AIM | Omit all images. Write out the rest of the material exactly.

Figure contents as structured data |
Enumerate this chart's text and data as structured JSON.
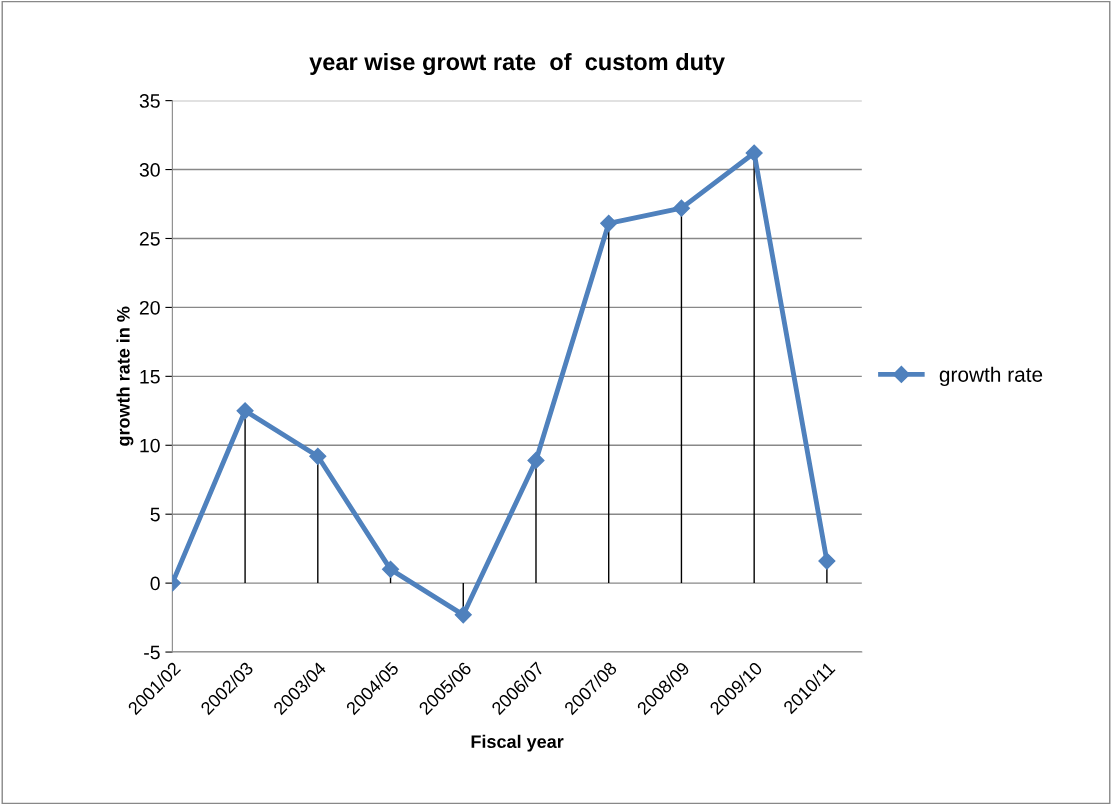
{
  "chart_data": {
    "type": "line",
    "title": "year wise growt rate  of  custom duty",
    "xlabel": "Fiscal year",
    "ylabel": "growth rate in %",
    "categories": [
      "2001/02",
      "2002/03",
      "2003/04",
      "2004/05",
      "2005/06",
      "2006/07",
      "2007/08",
      "2008/09",
      "2009/10",
      "2010/11"
    ],
    "series": [
      {
        "name": "growth rate",
        "color": "#4f81bd",
        "values": [
          0,
          12.5,
          9.2,
          1.0,
          -2.3,
          8.9,
          26.1,
          27.2,
          31.2,
          1.6
        ],
        "errors": [
          [
            0,
            0
          ],
          [
            0,
            12.5
          ],
          [
            0,
            9.2
          ],
          [
            0,
            1.0
          ],
          [
            -2.3,
            0
          ],
          [
            0,
            8.9
          ],
          [
            0,
            26.1
          ],
          [
            0,
            27.2
          ],
          [
            0,
            31.2
          ],
          [
            0,
            1.6
          ]
        ]
      }
    ],
    "ylim": [
      -5,
      35
    ],
    "yticks": [
      -5,
      0,
      5,
      10,
      15,
      20,
      25,
      30,
      35
    ],
    "grid": "y",
    "legend": "right",
    "marker": "diamond",
    "line_style": "solid"
  }
}
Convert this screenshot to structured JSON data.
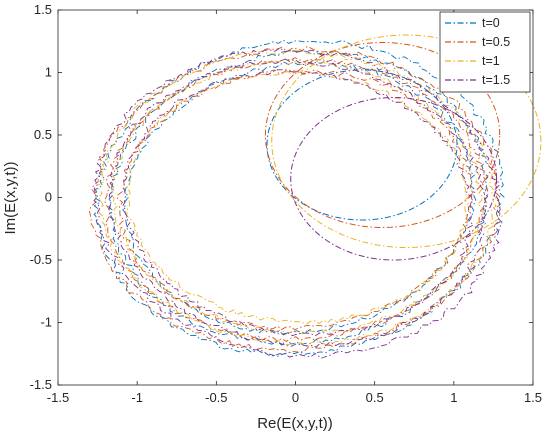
{
  "colors": {
    "t0": "#0072BD",
    "t05": "#D95319",
    "t1": "#EDB120",
    "t15": "#7E2F8E",
    "axes": "#262626"
  },
  "chart_data": {
    "type": "line",
    "title": "",
    "xlabel": "Re(E(x,y,t))",
    "ylabel": "Im(E(x,y,t))",
    "xlim": [
      -1.5,
      1.5
    ],
    "ylim": [
      -1.5,
      1.5
    ],
    "xticks": [
      -1.5,
      -1,
      -0.5,
      0,
      0.5,
      1,
      1.5
    ],
    "yticks": [
      -1.5,
      -1,
      -0.5,
      0,
      0.5,
      1,
      1.5
    ],
    "xtick_labels": [
      "-1.5",
      "-1",
      "-0.5",
      "0",
      "0.5",
      "1",
      "1.5"
    ],
    "ytick_labels": [
      "-1.5",
      "-1",
      "-0.5",
      "0",
      "0.5",
      "1",
      "1.5"
    ],
    "grid": false,
    "legend": "top-right",
    "line_style": "dash-dot",
    "series": [
      {
        "name": "t=0",
        "color": "#0072BD",
        "inner_loop": {
          "center": [
            0.42,
            0.42
          ],
          "radius": 0.6
        },
        "outer_ring": {
          "x_range": [
            -1.25,
            1.3
          ],
          "y_range": [
            -1.25,
            1.25
          ]
        }
      },
      {
        "name": "t=0.5",
        "color": "#D95319",
        "inner_loop": {
          "center": [
            0.55,
            0.5
          ],
          "radius": 0.74
        },
        "outer_ring": {
          "x_range": [
            -1.25,
            1.25
          ],
          "y_range": [
            -1.25,
            1.22
          ]
        }
      },
      {
        "name": "t=1",
        "color": "#EDB120",
        "inner_loop": {
          "center": [
            0.7,
            0.45
          ],
          "radius": 0.85
        },
        "outer_ring": {
          "x_range": [
            -1.2,
            1.22
          ],
          "y_range": [
            -1.2,
            1.2
          ]
        }
      },
      {
        "name": "t=1.5",
        "color": "#7E2F8E",
        "inner_loop": {
          "center": [
            0.62,
            0.15
          ],
          "radius": 0.65
        },
        "outer_ring": {
          "x_range": [
            -1.25,
            1.28
          ],
          "y_range": [
            -1.27,
            1.18
          ]
        }
      }
    ]
  }
}
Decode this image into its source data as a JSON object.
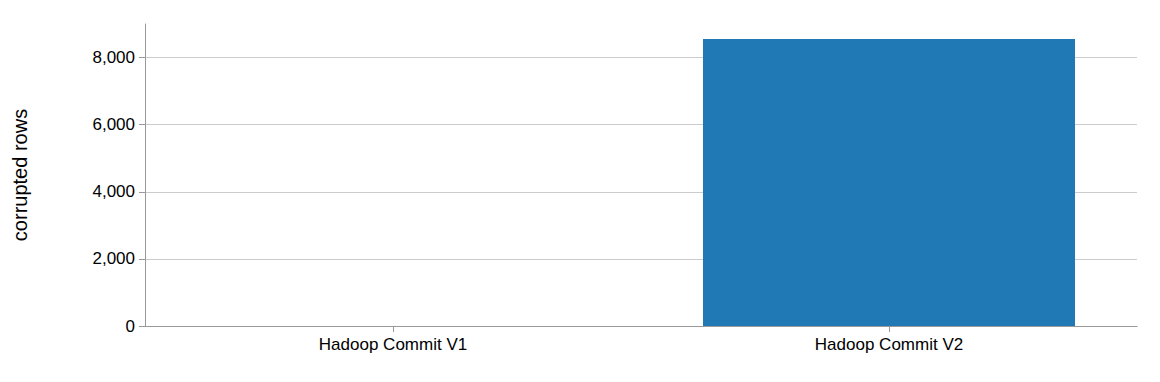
{
  "chart_data": {
    "type": "bar",
    "y_label": "corrupted rows",
    "categories": [
      "Hadoop Commit V1",
      "Hadoop Commit V2"
    ],
    "values": [
      0,
      8550
    ],
    "color": "#2078b4",
    "ylim": [
      0,
      9000
    ],
    "yticks": [
      0,
      {
        "value": 2000,
        "label": "2,000"
      },
      {
        "value": 4000,
        "label": "4,000"
      },
      {
        "value": 6000,
        "label": "6,000"
      },
      {
        "value": 8000,
        "label": "8,000"
      }
    ],
    "grid": true
  }
}
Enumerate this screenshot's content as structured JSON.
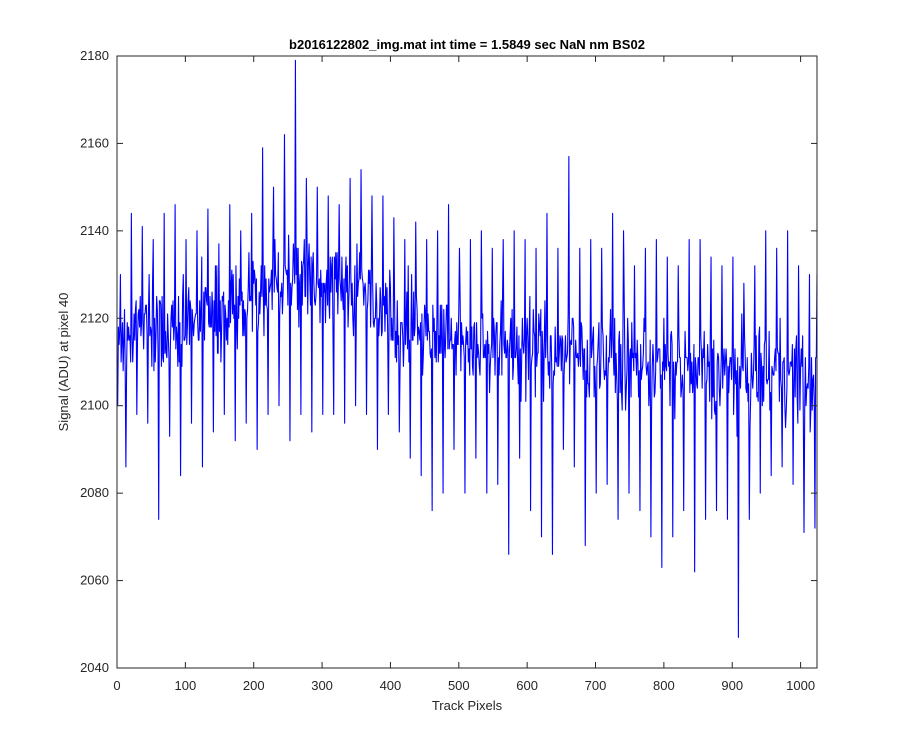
{
  "chart_data": {
    "type": "line",
    "title": "b2016122802_img.mat int time = 1.5849 sec  NaN nm BS02",
    "xlabel": "Track Pixels",
    "ylabel": "Signal (ADU) at pixel 40",
    "xlim": [
      0,
      1024
    ],
    "ylim": [
      2040,
      2180
    ],
    "xticks": [
      0,
      100,
      200,
      300,
      400,
      500,
      600,
      700,
      800,
      900,
      1000
    ],
    "yticks": [
      2040,
      2060,
      2080,
      2100,
      2120,
      2140,
      2160,
      2180
    ],
    "grid": false,
    "legend": "none",
    "line_color": "#0000ff",
    "series": [
      {
        "x": [
          0,
          16,
          32,
          48,
          64,
          80,
          96,
          112,
          128,
          144,
          160,
          176,
          192,
          208,
          224,
          240,
          256,
          272,
          288,
          304,
          320,
          336,
          352,
          368,
          384,
          400,
          416,
          432,
          448,
          464,
          480,
          496,
          512,
          528,
          544,
          560,
          576,
          592,
          608,
          624,
          640,
          656,
          672,
          688,
          704,
          720,
          736,
          752,
          768,
          784,
          800,
          816,
          832,
          848,
          864,
          880,
          896,
          912,
          928,
          944,
          960,
          976,
          992,
          1008,
          1024
        ],
        "y_mean": [
          2114,
          2116,
          2118,
          2119,
          2118,
          2117,
          2118,
          2119,
          2120,
          2121,
          2121,
          2122,
          2124,
          2126,
          2127,
          2130,
          2132,
          2130,
          2129,
          2128,
          2127,
          2128,
          2127,
          2126,
          2124,
          2122,
          2120,
          2119,
          2117,
          2116,
          2116,
          2115,
          2115,
          2115,
          2114,
          2114,
          2114,
          2113,
          2113,
          2113,
          2112,
          2113,
          2112,
          2111,
          2111,
          2111,
          2110,
          2110,
          2110,
          2109,
          2109,
          2108,
          2108,
          2108,
          2108,
          2108,
          2108,
          2107,
          2107,
          2108,
          2108,
          2108,
          2107,
          2104,
          2103
        ],
        "y_max": [
          2130,
          2144,
          2141,
          2138,
          2144,
          2146,
          2138,
          2140,
          2145,
          2137,
          2146,
          2140,
          2144,
          2159,
          2150,
          2162,
          2179,
          2152,
          2150,
          2148,
          2146,
          2152,
          2154,
          2148,
          2148,
          2143,
          2138,
          2142,
          2138,
          2140,
          2146,
          2136,
          2138,
          2140,
          2136,
          2138,
          2140,
          2138,
          2136,
          2144,
          2136,
          2157,
          2136,
          2138,
          2136,
          2144,
          2140,
          2132,
          2136,
          2138,
          2134,
          2132,
          2138,
          2138,
          2134,
          2132,
          2134,
          2128,
          2132,
          2140,
          2136,
          2140,
          2132,
          2130,
          2130
        ],
        "y_min": [
          2100,
          2086,
          2098,
          2096,
          2074,
          2093,
          2084,
          2096,
          2086,
          2094,
          2098,
          2092,
          2096,
          2090,
          2098,
          2100,
          2092,
          2098,
          2094,
          2098,
          2098,
          2096,
          2100,
          2098,
          2090,
          2098,
          2094,
          2088,
          2084,
          2076,
          2080,
          2090,
          2080,
          2088,
          2080,
          2082,
          2066,
          2088,
          2076,
          2070,
          2066,
          2090,
          2086,
          2068,
          2080,
          2082,
          2074,
          2080,
          2076,
          2070,
          2063,
          2070,
          2076,
          2062,
          2074,
          2076,
          2074,
          2047,
          2074,
          2080,
          2084,
          2086,
          2082,
          2071,
          2072
        ]
      }
    ]
  }
}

OUTPUT FOR THIS TASK |
Enumerate this chart's text and data as structured JSON.
{
  "chart_data": {
    "type": "line",
    "title": "year wise growt rate  of  custom duty",
    "xlabel": "Fiscal year",
    "ylabel": "growth rate in %",
    "categories": [
      "2001/02",
      "2002/03",
      "2003/04",
      "2004/05",
      "2005/06",
      "2006/07",
      "2007/08",
      "2008/09",
      "2009/10",
      "2010/11"
    ],
    "series": [
      {
        "name": "growth rate",
        "color": "#4f81bd",
        "values": [
          0,
          12.5,
          9.2,
          1.0,
          -2.3,
          8.9,
          26.1,
          27.2,
          31.2,
          1.6
        ],
        "errors": [
          [
            0,
            0
          ],
          [
            0,
            12.5
          ],
          [
            0,
            9.2
          ],
          [
            0,
            1.0
          ],
          [
            -2.3,
            0
          ],
          [
            0,
            8.9
          ],
          [
            0,
            26.1
          ],
          [
            0,
            27.2
          ],
          [
            0,
            31.2
          ],
          [
            0,
            1.6
          ]
        ]
      }
    ],
    "ylim": [
      -5,
      35
    ],
    "yticks": [
      -5,
      0,
      5,
      10,
      15,
      20,
      25,
      30,
      35
    ],
    "grid": "y",
    "legend": "right",
    "marker": "diamond",
    "line_style": "solid"
  }
}
Convert this screenshot to structured JSON data.
{
  "colors": {
    "t0": "#0072BD",
    "t05": "#D95319",
    "t1": "#EDB120",
    "t15": "#7E2F8E",
    "axes": "#262626"
  },
  "chart_data": {
    "type": "line",
    "title": "",
    "xlabel": "Re(E(x,y,t))",
    "ylabel": "Im(E(x,y,t))",
    "xlim": [
      -1.5,
      1.5
    ],
    "ylim": [
      -1.5,
      1.5
    ],
    "xticks": [
      -1.5,
      -1,
      -0.5,
      0,
      0.5,
      1,
      1.5
    ],
    "yticks": [
      -1.5,
      -1,
      -0.5,
      0,
      0.5,
      1,
      1.5
    ],
    "xtick_labels": [
      "-1.5",
      "-1",
      "-0.5",
      "0",
      "0.5",
      "1",
      "1.5"
    ],
    "ytick_labels": [
      "-1.5",
      "-1",
      "-0.5",
      "0",
      "0.5",
      "1",
      "1.5"
    ],
    "grid": false,
    "legend": "top-right",
    "line_style": "dash-dot",
    "series": [
      {
        "name": "t=0",
        "color": "#0072BD",
        "inner_loop": {
          "center": [
            0.42,
            0.42
          ],
          "radius": 0.6
        },
        "outer_ring": {
          "x_range": [
            -1.25,
            1.3
          ],
          "y_range": [
            -1.25,
            1.25
          ]
        }
      },
      {
        "name": "t=0.5",
        "color": "#D95319",
        "inner_loop": {
          "center": [
            0.55,
            0.5
          ],
          "radius": 0.74
        },
        "outer_ring": {
          "x_range": [
            -1.25,
            1.25
          ],
          "y_range": [
            -1.25,
            1.22
          ]
        }
      },
      {
        "name": "t=1",
        "color": "#EDB120",
        "inner_loop": {
          "center": [
            0.7,
            0.45
          ],
          "radius": 0.85
        },
        "outer_ring": {
          "x_range": [
            -1.2,
            1.22
          ],
          "y_range": [
            -1.2,
            1.2
          ]
        }
      },
      {
        "name": "t=1.5",
        "color": "#7E2F8E",
        "inner_loop": {
          "center": [
            0.62,
            0.15
          ],
          "radius": 0.65
        },
        "outer_ring": {
          "x_range": [
            -1.25,
            1.28
          ],
          "y_range": [
            -1.27,
            1.18
          ]
        }
      }
    ]
  }
}
Decode this image into its source data as a JSON object.
{
  "chart_data": {
    "type": "bar",
    "y_label": "corrupted rows",
    "categories": [
      "Hadoop Commit V1",
      "Hadoop Commit V2"
    ],
    "values": [
      0,
      8550
    ],
    "color": "#2078b4",
    "ylim": [
      0,
      9000
    ],
    "yticks": [
      0,
      {
        "value": 2000,
        "label": "2,000"
      },
      {
        "value": 4000,
        "label": "4,000"
      },
      {
        "value": 6000,
        "label": "6,000"
      },
      {
        "value": 8000,
        "label": "8,000"
      }
    ],
    "grid": true
  }
}
Enumerate this screenshot's content as structured JSON.
{
  "chart_data": {
    "type": "line",
    "title": "b2016122802_img.mat int time = 1.5849 sec  NaN nm BS02",
    "xlabel": "Track Pixels",
    "ylabel": "Signal (ADU) at pixel 40",
    "xlim": [
      0,
      1024
    ],
    "ylim": [
      2040,
      2180
    ],
    "xticks": [
      0,
      100,
      200,
      300,
      400,
      500,
      600,
      700,
      800,
      900,
      1000
    ],
    "yticks": [
      2040,
      2060,
      2080,
      2100,
      2120,
      2140,
      2160,
      2180
    ],
    "grid": false,
    "legend": "none",
    "line_color": "#0000ff",
    "series": [
      {
        "x": [
          0,
          16,
          32,
          48,
          64,
          80,
          96,
          112,
          128,
          144,
          160,
          176,
          192,
          208,
          224,
          240,
          256,
          272,
          288,
          304,
          320,
          336,
          352,
          368,
          384,
          400,
          416,
          432,
          448,
          464,
          480,
          496,
          512,
          528,
          544,
          560,
          576,
          592,
          608,
          624,
          640,
          656,
          672,
          688,
          704,
          720,
          736,
          752,
          768,
          784,
          800,
          816,
          832,
          848,
          864,
          880,
          896,
          912,
          928,
          944,
          960,
          976,
          992,
          1008,
          1024
        ],
        "y_mean": [
          2114,
          2116,
          2118,
          2119,
          2118,
          2117,
          2118,
          2119,
          2120,
          2121,
          2121,
          2122,
          2124,
          2126,
          2127,
          2130,
          2132,
          2130,
          2129,
          2128,
          2127,
          2128,
          2127,
          2126,
          2124,
          2122,
          2120,
          2119,
          2117,
          2116,
          2116,
          2115,
          2115,
          2115,
          2114,
          2114,
          2114,
          2113,
          2113,
          2113,
          2112,
          2113,
          2112,
          2111,
          2111,
          2111,
          2110,
          2110,
          2110,
          2109,
          2109,
          2108,
          2108,
          2108,
          2108,
          2108,
          2108,
          2107,
          2107,
          2108,
          2108,
          2108,
          2107,
          2104,
          2103
        ],
        "y_max": [
          2130,
          2144,
          2141,
          2138,
          2144,
          2146,
          2138,
          2140,
          2145,
          2137,
          2146,
          2140,
          2144,
          2159,
          2150,
          2162,
          2179,
          2152,
          2150,
          2148,
          2146,
          2152,
          2154,
          2148,
          2148,
          2143,
          2138,
          2142,
          2138,
          2140,
          2146,
          2136,
          2138,
          2140,
          2136,
          2138,
          2140,
          2138,
          2136,
          2144,
          2136,
          2157,
          2136,
          2138,
          2136,
          2144,
          2140,
          2132,
          2136,
          2138,
          2134,
          2132,
          2138,
          2138,
          2134,
          2132,
          2134,
          2128,
          2132,
          2140,
          2136,
          2140,
          2132,
          2130,
          2130
        ],
        "y_min": [
          2100,
          2086,
          2098,
          2096,
          2074,
          2093,
          2084,
          2096,
          2086,
          2094,
          2098,
          2092,
          2096,
          2090,
          2098,
          2100,
          2092,
          2098,
          2094,
          2098,
          2098,
          2096,
          2100,
          2098,
          2090,
          2098,
          2094,
          2088,
          2084,
          2076,
          2080,
          2090,
          2080,
          2088,
          2080,
          2082,
          2066,
          2088,
          2076,
          2070,
          2066,
          2090,
          2086,
          2068,
          2080,
          2082,
          2074,
          2080,
          2076,
          2070,
          2063,
          2070,
          2076,
          2062,
          2074,
          2076,
          2074,
          2047,
          2074,
          2080,
          2084,
          2086,
          2082,
          2071,
          2072
        ]
      }
    ]
  }
}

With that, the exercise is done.